MATERIAL PROVIDED >>
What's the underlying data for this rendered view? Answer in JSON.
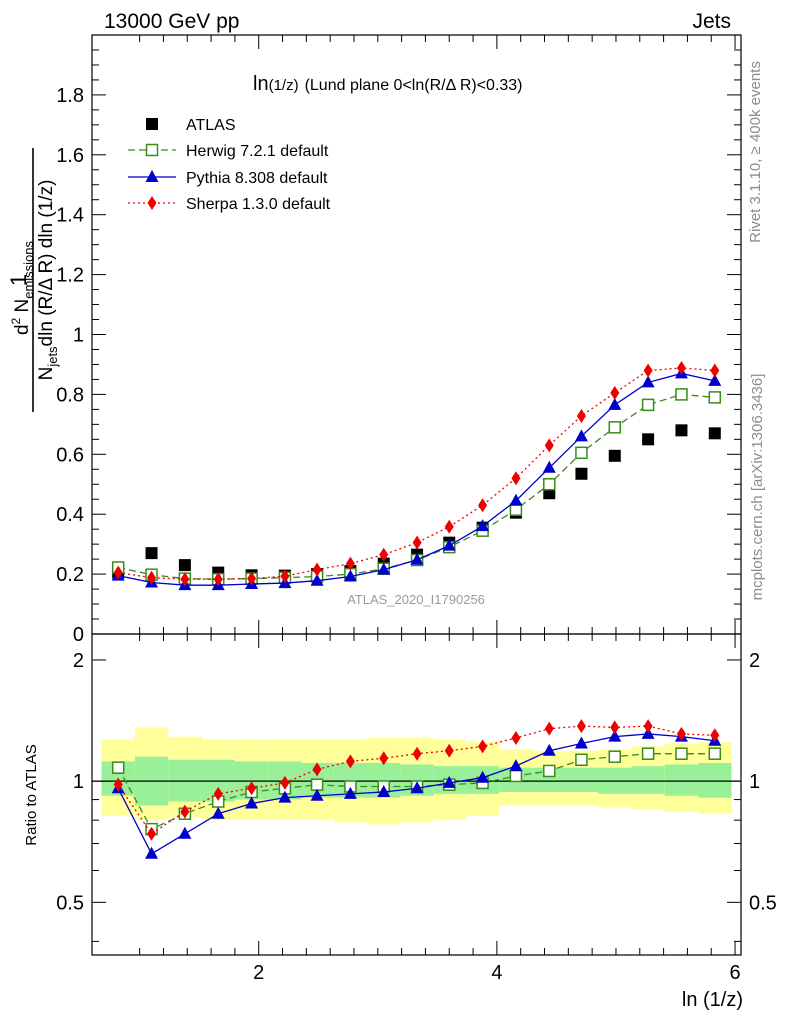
{
  "header": {
    "left": "13000 GeV pp",
    "right": "Jets"
  },
  "plot_label": {
    "main": "ln",
    "sub": "(1/z)",
    "rest": "(Lund plane 0<ln(R/Δ R)<0.33)"
  },
  "watermark": "ATLAS_2020_I1790256",
  "side_labels": {
    "rivet": "Rivet 3.1.10, ≥ 400k events",
    "mcplots": "mcplots.cern.ch [arXiv:1306.3436]"
  },
  "ylabel_top": {
    "one": "1",
    "num_d": "d",
    "num_exp": "2",
    "num_N": " N",
    "num_sub": "emissions",
    "den_N": "N",
    "den_sub": "jets",
    "den_rest": "dln (R/Δ R) dln (1/z)"
  },
  "ylabel_bottom": "Ratio to ATLAS",
  "xlabel": "ln (1/z)",
  "chart_data": {
    "type": "scatter",
    "x": [
      0.82,
      1.1,
      1.38,
      1.66,
      1.94,
      2.22,
      2.49,
      2.77,
      3.05,
      3.33,
      3.6,
      3.88,
      4.16,
      4.44,
      4.71,
      4.99,
      5.27,
      5.55,
      5.83
    ],
    "xlim": [
      0.6,
      6.05
    ],
    "xticks": [
      2,
      4,
      6
    ],
    "main_ylim": [
      0,
      2.0
    ],
    "main_yticks": [
      0,
      0.2,
      0.4,
      0.6,
      0.8,
      1,
      1.2,
      1.4,
      1.6,
      1.8
    ],
    "main_ytick_labels": [
      "0",
      "0.2",
      "0.4",
      "0.6",
      "0.8",
      "1",
      "1.2",
      "1.4",
      "1.6",
      "1.8"
    ],
    "ratio_ylim": [
      0.37,
      2.32
    ],
    "ratio_log": true,
    "ratio_yticks": [
      0.5,
      1,
      2
    ],
    "ratio_ytick_labels": [
      "0.5",
      "1",
      "2"
    ],
    "bin_edges": [
      0.68,
      0.96,
      1.24,
      1.52,
      1.8,
      2.08,
      2.36,
      2.63,
      2.91,
      3.19,
      3.47,
      3.74,
      4.02,
      4.3,
      4.58,
      4.85,
      5.13,
      5.41,
      5.69,
      5.97
    ],
    "band_inner": [
      [
        0.92,
        1.12
      ],
      [
        0.87,
        1.15
      ],
      [
        0.89,
        1.13
      ],
      [
        0.89,
        1.13
      ],
      [
        0.9,
        1.12
      ],
      [
        0.9,
        1.12
      ],
      [
        0.91,
        1.11
      ],
      [
        0.91,
        1.11
      ],
      [
        0.91,
        1.11
      ],
      [
        0.92,
        1.1
      ],
      [
        0.93,
        1.09
      ],
      [
        0.93,
        1.09
      ],
      [
        0.94,
        1.08
      ],
      [
        0.94,
        1.08
      ],
      [
        0.94,
        1.08
      ],
      [
        0.93,
        1.08
      ],
      [
        0.93,
        1.09
      ],
      [
        0.92,
        1.1
      ],
      [
        0.91,
        1.11
      ]
    ],
    "band_outer": [
      [
        0.82,
        1.27
      ],
      [
        0.8,
        1.36
      ],
      [
        0.81,
        1.29
      ],
      [
        0.8,
        1.27
      ],
      [
        0.8,
        1.27
      ],
      [
        0.8,
        1.27
      ],
      [
        0.8,
        1.27
      ],
      [
        0.79,
        1.27
      ],
      [
        0.78,
        1.28
      ],
      [
        0.79,
        1.28
      ],
      [
        0.8,
        1.27
      ],
      [
        0.82,
        1.25
      ],
      [
        0.87,
        1.2
      ],
      [
        0.87,
        1.19
      ],
      [
        0.87,
        1.19
      ],
      [
        0.86,
        1.2
      ],
      [
        0.85,
        1.22
      ],
      [
        0.84,
        1.24
      ],
      [
        0.83,
        1.25
      ]
    ],
    "series": [
      {
        "name": "ATLAS",
        "color": "#000000",
        "marker": "square-filled",
        "line": "none",
        "values": [
          0.205,
          0.27,
          0.23,
          0.205,
          0.196,
          0.195,
          0.2,
          0.21,
          0.235,
          0.265,
          0.305,
          0.355,
          0.405,
          0.47,
          0.535,
          0.595,
          0.65,
          0.68,
          0.67
        ],
        "ratio": [
          1.0,
          1.0,
          1.0,
          1.0,
          1.0,
          1.0,
          1.0,
          1.0,
          1.0,
          1.0,
          1.0,
          1.0,
          1.0,
          1.0,
          1.0,
          1.0,
          1.0,
          1.0,
          1.0
        ]
      },
      {
        "name": "Herwig 7.2.1 default",
        "color": "#3a8a1c",
        "marker": "square-open",
        "line": "dashed",
        "values": [
          0.222,
          0.198,
          0.185,
          0.183,
          0.185,
          0.188,
          0.192,
          0.2,
          0.218,
          0.247,
          0.29,
          0.345,
          0.415,
          0.5,
          0.605,
          0.69,
          0.765,
          0.8,
          0.79
        ],
        "ratio": [
          1.08,
          0.76,
          0.83,
          0.89,
          0.94,
          0.96,
          0.98,
          0.97,
          0.97,
          0.97,
          0.98,
          0.99,
          1.03,
          1.06,
          1.13,
          1.15,
          1.17,
          1.17,
          1.17
        ]
      },
      {
        "name": "Pythia 8.308 default",
        "color": "#0000cc",
        "marker": "triangle-filled",
        "line": "solid",
        "values": [
          0.195,
          0.172,
          0.163,
          0.163,
          0.167,
          0.17,
          0.178,
          0.192,
          0.215,
          0.248,
          0.295,
          0.36,
          0.445,
          0.555,
          0.66,
          0.765,
          0.84,
          0.87,
          0.845
        ],
        "ratio": [
          0.96,
          0.66,
          0.74,
          0.83,
          0.88,
          0.91,
          0.92,
          0.93,
          0.94,
          0.96,
          0.99,
          1.02,
          1.09,
          1.19,
          1.24,
          1.29,
          1.31,
          1.29,
          1.26
        ]
      },
      {
        "name": "Sherpa 1.3.0 default",
        "color": "#ee0000",
        "marker": "diamond-filled",
        "line": "dotted",
        "values": [
          0.205,
          0.188,
          0.183,
          0.183,
          0.185,
          0.193,
          0.215,
          0.235,
          0.265,
          0.305,
          0.358,
          0.43,
          0.52,
          0.63,
          0.728,
          0.805,
          0.88,
          0.888,
          0.88
        ],
        "ratio": [
          0.98,
          0.74,
          0.84,
          0.93,
          0.96,
          0.99,
          1.07,
          1.12,
          1.14,
          1.17,
          1.19,
          1.22,
          1.28,
          1.35,
          1.37,
          1.36,
          1.37,
          1.31,
          1.3
        ]
      }
    ]
  }
}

PROBLEM >>
Make an exact copy of the listing above. Do not include the pictures.

PROBLEM SOLUTION >>
What's the underlying data for this rendered view? Answer in JSON.
{
  "header": {
    "left": "13000 GeV pp",
    "right": "Jets"
  },
  "plot_label": {
    "main": "ln",
    "sub": "(1/z)",
    "rest": "(Lund plane 0<ln(R/Δ R)<0.33)"
  },
  "watermark": "ATLAS_2020_I1790256",
  "side_labels": {
    "rivet": "Rivet 3.1.10, ≥ 400k events",
    "mcplots": "mcplots.cern.ch [arXiv:1306.3436]"
  },
  "ylabel_top": {
    "one": "1",
    "num_d": "d",
    "num_exp": "2",
    "num_N": " N",
    "num_sub": "emissions",
    "den_N": "N",
    "den_sub": "jets",
    "den_rest": "dln (R/Δ R) dln (1/z)"
  },
  "ylabel_bottom": "Ratio to ATLAS",
  "xlabel": "ln (1/z)",
  "chart_data": {
    "type": "scatter",
    "x": [
      0.82,
      1.1,
      1.38,
      1.66,
      1.94,
      2.22,
      2.49,
      2.77,
      3.05,
      3.33,
      3.6,
      3.88,
      4.16,
      4.44,
      4.71,
      4.99,
      5.27,
      5.55,
      5.83
    ],
    "xlim": [
      0.6,
      6.05
    ],
    "xticks": [
      2,
      4,
      6
    ],
    "main_ylim": [
      0,
      2.0
    ],
    "main_yticks": [
      0,
      0.2,
      0.4,
      0.6,
      0.8,
      1,
      1.2,
      1.4,
      1.6,
      1.8
    ],
    "main_ytick_labels": [
      "0",
      "0.2",
      "0.4",
      "0.6",
      "0.8",
      "1",
      "1.2",
      "1.4",
      "1.6",
      "1.8"
    ],
    "ratio_ylim": [
      0.37,
      2.32
    ],
    "ratio_log": true,
    "ratio_yticks": [
      0.5,
      1,
      2
    ],
    "ratio_ytick_labels": [
      "0.5",
      "1",
      "2"
    ],
    "bin_edges": [
      0.68,
      0.96,
      1.24,
      1.52,
      1.8,
      2.08,
      2.36,
      2.63,
      2.91,
      3.19,
      3.47,
      3.74,
      4.02,
      4.3,
      4.58,
      4.85,
      5.13,
      5.41,
      5.69,
      5.97
    ],
    "band_inner": [
      [
        0.92,
        1.12
      ],
      [
        0.87,
        1.15
      ],
      [
        0.89,
        1.13
      ],
      [
        0.89,
        1.13
      ],
      [
        0.9,
        1.12
      ],
      [
        0.9,
        1.12
      ],
      [
        0.91,
        1.11
      ],
      [
        0.91,
        1.11
      ],
      [
        0.91,
        1.11
      ],
      [
        0.92,
        1.1
      ],
      [
        0.93,
        1.09
      ],
      [
        0.93,
        1.09
      ],
      [
        0.94,
        1.08
      ],
      [
        0.94,
        1.08
      ],
      [
        0.94,
        1.08
      ],
      [
        0.93,
        1.08
      ],
      [
        0.93,
        1.09
      ],
      [
        0.92,
        1.1
      ],
      [
        0.91,
        1.11
      ]
    ],
    "band_outer": [
      [
        0.82,
        1.27
      ],
      [
        0.8,
        1.36
      ],
      [
        0.81,
        1.29
      ],
      [
        0.8,
        1.27
      ],
      [
        0.8,
        1.27
      ],
      [
        0.8,
        1.27
      ],
      [
        0.8,
        1.27
      ],
      [
        0.79,
        1.27
      ],
      [
        0.78,
        1.28
      ],
      [
        0.79,
        1.28
      ],
      [
        0.8,
        1.27
      ],
      [
        0.82,
        1.25
      ],
      [
        0.87,
        1.2
      ],
      [
        0.87,
        1.19
      ],
      [
        0.87,
        1.19
      ],
      [
        0.86,
        1.2
      ],
      [
        0.85,
        1.22
      ],
      [
        0.84,
        1.24
      ],
      [
        0.83,
        1.25
      ]
    ],
    "series": [
      {
        "name": "ATLAS",
        "color": "#000000",
        "marker": "square-filled",
        "line": "none",
        "values": [
          0.205,
          0.27,
          0.23,
          0.205,
          0.196,
          0.195,
          0.2,
          0.21,
          0.235,
          0.265,
          0.305,
          0.355,
          0.405,
          0.47,
          0.535,
          0.595,
          0.65,
          0.68,
          0.67
        ],
        "ratio": [
          1.0,
          1.0,
          1.0,
          1.0,
          1.0,
          1.0,
          1.0,
          1.0,
          1.0,
          1.0,
          1.0,
          1.0,
          1.0,
          1.0,
          1.0,
          1.0,
          1.0,
          1.0,
          1.0
        ]
      },
      {
        "name": "Herwig 7.2.1 default",
        "color": "#3a8a1c",
        "marker": "square-open",
        "line": "dashed",
        "values": [
          0.222,
          0.198,
          0.185,
          0.183,
          0.185,
          0.188,
          0.192,
          0.2,
          0.218,
          0.247,
          0.29,
          0.345,
          0.415,
          0.5,
          0.605,
          0.69,
          0.765,
          0.8,
          0.79
        ],
        "ratio": [
          1.08,
          0.76,
          0.83,
          0.89,
          0.94,
          0.96,
          0.98,
          0.97,
          0.97,
          0.97,
          0.98,
          0.99,
          1.03,
          1.06,
          1.13,
          1.15,
          1.17,
          1.17,
          1.17
        ]
      },
      {
        "name": "Pythia 8.308 default",
        "color": "#0000cc",
        "marker": "triangle-filled",
        "line": "solid",
        "values": [
          0.195,
          0.172,
          0.163,
          0.163,
          0.167,
          0.17,
          0.178,
          0.192,
          0.215,
          0.248,
          0.295,
          0.36,
          0.445,
          0.555,
          0.66,
          0.765,
          0.84,
          0.87,
          0.845
        ],
        "ratio": [
          0.96,
          0.66,
          0.74,
          0.83,
          0.88,
          0.91,
          0.92,
          0.93,
          0.94,
          0.96,
          0.99,
          1.02,
          1.09,
          1.19,
          1.24,
          1.29,
          1.31,
          1.29,
          1.26
        ]
      },
      {
        "name": "Sherpa 1.3.0 default",
        "color": "#ee0000",
        "marker": "diamond-filled",
        "line": "dotted",
        "values": [
          0.205,
          0.188,
          0.183,
          0.183,
          0.185,
          0.193,
          0.215,
          0.235,
          0.265,
          0.305,
          0.358,
          0.43,
          0.52,
          0.63,
          0.728,
          0.805,
          0.88,
          0.888,
          0.88
        ],
        "ratio": [
          0.98,
          0.74,
          0.84,
          0.93,
          0.96,
          0.99,
          1.07,
          1.12,
          1.14,
          1.17,
          1.19,
          1.22,
          1.28,
          1.35,
          1.37,
          1.36,
          1.37,
          1.31,
          1.3
        ]
      }
    ]
  }
}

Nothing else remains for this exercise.